Some records:

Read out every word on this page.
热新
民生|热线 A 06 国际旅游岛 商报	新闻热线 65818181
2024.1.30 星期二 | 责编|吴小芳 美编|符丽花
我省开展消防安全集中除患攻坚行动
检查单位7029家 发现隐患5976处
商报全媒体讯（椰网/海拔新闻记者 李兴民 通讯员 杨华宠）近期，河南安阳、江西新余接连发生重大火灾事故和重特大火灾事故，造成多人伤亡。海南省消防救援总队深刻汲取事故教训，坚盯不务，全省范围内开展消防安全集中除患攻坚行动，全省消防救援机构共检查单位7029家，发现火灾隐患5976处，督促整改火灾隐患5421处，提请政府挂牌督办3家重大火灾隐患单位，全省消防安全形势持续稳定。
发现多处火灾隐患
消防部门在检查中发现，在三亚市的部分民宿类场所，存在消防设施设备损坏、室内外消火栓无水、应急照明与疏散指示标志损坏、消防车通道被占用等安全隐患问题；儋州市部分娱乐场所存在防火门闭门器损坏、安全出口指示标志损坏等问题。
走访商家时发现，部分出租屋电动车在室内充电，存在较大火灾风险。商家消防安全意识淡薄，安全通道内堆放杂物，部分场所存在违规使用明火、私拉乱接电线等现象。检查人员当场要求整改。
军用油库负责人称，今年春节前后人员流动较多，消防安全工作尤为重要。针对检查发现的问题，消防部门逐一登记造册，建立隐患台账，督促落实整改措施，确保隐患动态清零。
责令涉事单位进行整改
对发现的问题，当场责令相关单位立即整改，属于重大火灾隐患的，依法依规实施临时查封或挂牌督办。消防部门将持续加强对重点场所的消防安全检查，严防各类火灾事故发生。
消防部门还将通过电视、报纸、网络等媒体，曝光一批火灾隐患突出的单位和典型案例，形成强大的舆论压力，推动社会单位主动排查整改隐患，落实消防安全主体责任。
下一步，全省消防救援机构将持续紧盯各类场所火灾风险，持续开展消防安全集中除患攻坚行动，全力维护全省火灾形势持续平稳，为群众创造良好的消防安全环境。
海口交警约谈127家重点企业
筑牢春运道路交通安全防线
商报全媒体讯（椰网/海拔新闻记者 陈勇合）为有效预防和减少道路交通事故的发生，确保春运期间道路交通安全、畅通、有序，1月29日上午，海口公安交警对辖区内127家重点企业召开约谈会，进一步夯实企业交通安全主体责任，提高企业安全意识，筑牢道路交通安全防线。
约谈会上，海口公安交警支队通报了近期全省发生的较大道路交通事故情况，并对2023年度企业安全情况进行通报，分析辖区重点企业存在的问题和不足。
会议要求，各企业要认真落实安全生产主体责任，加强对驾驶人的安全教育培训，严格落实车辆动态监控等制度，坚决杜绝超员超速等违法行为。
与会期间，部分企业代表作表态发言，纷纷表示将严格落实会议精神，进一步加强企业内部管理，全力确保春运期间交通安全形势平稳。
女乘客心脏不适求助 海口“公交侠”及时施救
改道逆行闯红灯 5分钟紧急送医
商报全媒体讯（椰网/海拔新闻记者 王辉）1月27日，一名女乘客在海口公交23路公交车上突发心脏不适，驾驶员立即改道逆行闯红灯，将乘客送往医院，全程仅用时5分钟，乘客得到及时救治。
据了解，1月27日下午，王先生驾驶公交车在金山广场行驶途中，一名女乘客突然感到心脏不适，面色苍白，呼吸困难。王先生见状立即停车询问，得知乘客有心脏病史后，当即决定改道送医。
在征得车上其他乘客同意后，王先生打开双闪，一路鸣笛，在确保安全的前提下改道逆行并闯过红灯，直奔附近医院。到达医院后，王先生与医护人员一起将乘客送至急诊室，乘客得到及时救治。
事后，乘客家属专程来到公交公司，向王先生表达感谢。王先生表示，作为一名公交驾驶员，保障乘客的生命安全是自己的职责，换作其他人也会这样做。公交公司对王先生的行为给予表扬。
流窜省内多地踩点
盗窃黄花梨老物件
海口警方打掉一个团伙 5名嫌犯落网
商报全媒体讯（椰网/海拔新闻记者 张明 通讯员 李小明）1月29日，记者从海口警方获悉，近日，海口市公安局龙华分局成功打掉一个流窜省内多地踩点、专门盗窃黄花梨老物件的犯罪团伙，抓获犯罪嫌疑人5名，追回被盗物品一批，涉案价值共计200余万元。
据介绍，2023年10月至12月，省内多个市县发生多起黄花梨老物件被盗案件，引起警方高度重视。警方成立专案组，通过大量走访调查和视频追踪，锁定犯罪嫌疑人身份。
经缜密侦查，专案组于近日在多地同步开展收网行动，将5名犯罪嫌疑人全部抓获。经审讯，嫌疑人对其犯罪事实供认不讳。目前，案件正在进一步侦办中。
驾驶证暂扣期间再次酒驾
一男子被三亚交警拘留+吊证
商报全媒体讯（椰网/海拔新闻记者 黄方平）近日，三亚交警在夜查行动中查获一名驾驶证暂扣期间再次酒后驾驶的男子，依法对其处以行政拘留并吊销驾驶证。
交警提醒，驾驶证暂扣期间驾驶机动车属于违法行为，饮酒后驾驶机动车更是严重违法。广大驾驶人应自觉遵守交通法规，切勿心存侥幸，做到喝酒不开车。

## Exercise prompt
The records above should be repeated in full, exactly as given.

## Task output
Read out every word on this page.
热新
民生|热线 A 06 国际旅游岛 商报	新闻热线 65818181
2024.1.30 星期二 | 责编|吴小芳 美编|符丽花
我省开展消防安全集中除患攻坚行动
检查单位7029家 发现隐患5976处
商报全媒体讯（椰网/海拔新闻记者 李兴民 通讯员 杨华宠）近期，河南安阳、江西新余接连发生重大火灾事故和重特大火灾事故，造成多人伤亡。海南省消防救援总队深刻汲取事故教训，坚盯不务，全省范围内开展消防安全集中除患攻坚行动，全省消防救援机构共检查单位7029家，发现火灾隐患5976处，督促整改火灾隐患5421处，提请政府挂牌督办3家重大火灾隐患单位，全省消防安全形势持续稳定。
发现多处火灾隐患
消防部门在检查中发现，在三亚市的部分民宿类场所，存在消防设施设备损坏、室内外消火栓无水、应急照明与疏散指示标志损坏、消防车通道被占用等安全隐患问题；儋州市部分娱乐场所存在防火门闭门器损坏、安全出口指示标志损坏等问题。
走访商家时发现，部分出租屋电动车在室内充电，存在较大火灾风险。商家消防安全意识淡薄，安全通道内堆放杂物，部分场所存在违规使用明火、私拉乱接电线等现象。检查人员当场要求整改。
军用油库负责人称，今年春节前后人员流动较多，消防安全工作尤为重要。针对检查发现的问题，消防部门逐一登记造册，建立隐患台账，督促落实整改措施，确保隐患动态清零。
责令涉事单位进行整改
对发现的问题，当场责令相关单位立即整改，属于重大火灾隐患的，依法依规实施临时查封或挂牌督办。消防部门将持续加强对重点场所的消防安全检查，严防各类火灾事故发生。
消防部门还将通过电视、报纸、网络等媒体，曝光一批火灾隐患突出的单位和典型案例，形成强大的舆论压力，推动社会单位主动排查整改隐患，落实消防安全主体责任。
下一步，全省消防救援机构将持续紧盯各类场所火灾风险，持续开展消防安全集中除患攻坚行动，全力维护全省火灾形势持续平稳，为群众创造良好的消防安全环境。
海口交警约谈127家重点企业
筑牢春运道路交通安全防线
商报全媒体讯（椰网/海拔新闻记者 陈勇合）为有效预防和减少道路交通事故的发生，确保春运期间道路交通安全、畅通、有序，1月29日上午，海口公安交警对辖区内127家重点企业召开约谈会，进一步夯实企业交通安全主体责任，提高企业安全意识，筑牢道路交通安全防线。
约谈会上，海口公安交警支队通报了近期全省发生的较大道路交通事故情况，并对2023年度企业安全情况进行通报，分析辖区重点企业存在的问题和不足。
会议要求，各企业要认真落实安全生产主体责任，加强对驾驶人的安全教育培训，严格落实车辆动态监控等制度，坚决杜绝超员超速等违法行为。
与会期间，部分企业代表作表态发言，纷纷表示将严格落实会议精神，进一步加强企业内部管理，全力确保春运期间交通安全形势平稳。
女乘客心脏不适求助 海口“公交侠”及时施救
改道逆行闯红灯 5分钟紧急送医
商报全媒体讯（椰网/海拔新闻记者 王辉）1月27日，一名女乘客在海口公交23路公交车上突发心脏不适，驾驶员立即改道逆行闯红灯，将乘客送往医院，全程仅用时5分钟，乘客得到及时救治。
据了解，1月27日下午，王先生驾驶公交车在金山广场行驶途中，一名女乘客突然感到心脏不适，面色苍白，呼吸困难。王先生见状立即停车询问，得知乘客有心脏病史后，当即决定改道送医。
在征得车上其他乘客同意后，王先生打开双闪，一路鸣笛，在确保安全的前提下改道逆行并闯过红灯，直奔附近医院。到达医院后，王先生与医护人员一起将乘客送至急诊室，乘客得到及时救治。
事后，乘客家属专程来到公交公司，向王先生表达感谢。王先生表示，作为一名公交驾驶员，保障乘客的生命安全是自己的职责，换作其他人也会这样做。公交公司对王先生的行为给予表扬。
流窜省内多地踩点
盗窃黄花梨老物件
海口警方打掉一个团伙 5名嫌犯落网
商报全媒体讯（椰网/海拔新闻记者 张明 通讯员 李小明）1月29日，记者从海口警方获悉，近日，海口市公安局龙华分局成功打掉一个流窜省内多地踩点、专门盗窃黄花梨老物件的犯罪团伙，抓获犯罪嫌疑人5名，追回被盗物品一批，涉案价值共计200余万元。
据介绍，2023年10月至12月，省内多个市县发生多起黄花梨老物件被盗案件，引起警方高度重视。警方成立专案组，通过大量走访调查和视频追踪，锁定犯罪嫌疑人身份。
经缜密侦查，专案组于近日在多地同步开展收网行动，将5名犯罪嫌疑人全部抓获。经审讯，嫌疑人对其犯罪事实供认不讳。目前，案件正在进一步侦办中。
驾驶证暂扣期间再次酒驾
一男子被三亚交警拘留+吊证
商报全媒体讯（椰网/海拔新闻记者 黄方平）近日，三亚交警在夜查行动中查获一名驾驶证暂扣期间再次酒后驾驶的男子，依法对其处以行政拘留并吊销驾驶证。
交警提醒，驾驶证暂扣期间驾驶机动车属于违法行为，饮酒后驾驶机动车更是严重违法。广大驾驶人应自觉遵守交通法规，切勿心存侥幸，做到喝酒不开车。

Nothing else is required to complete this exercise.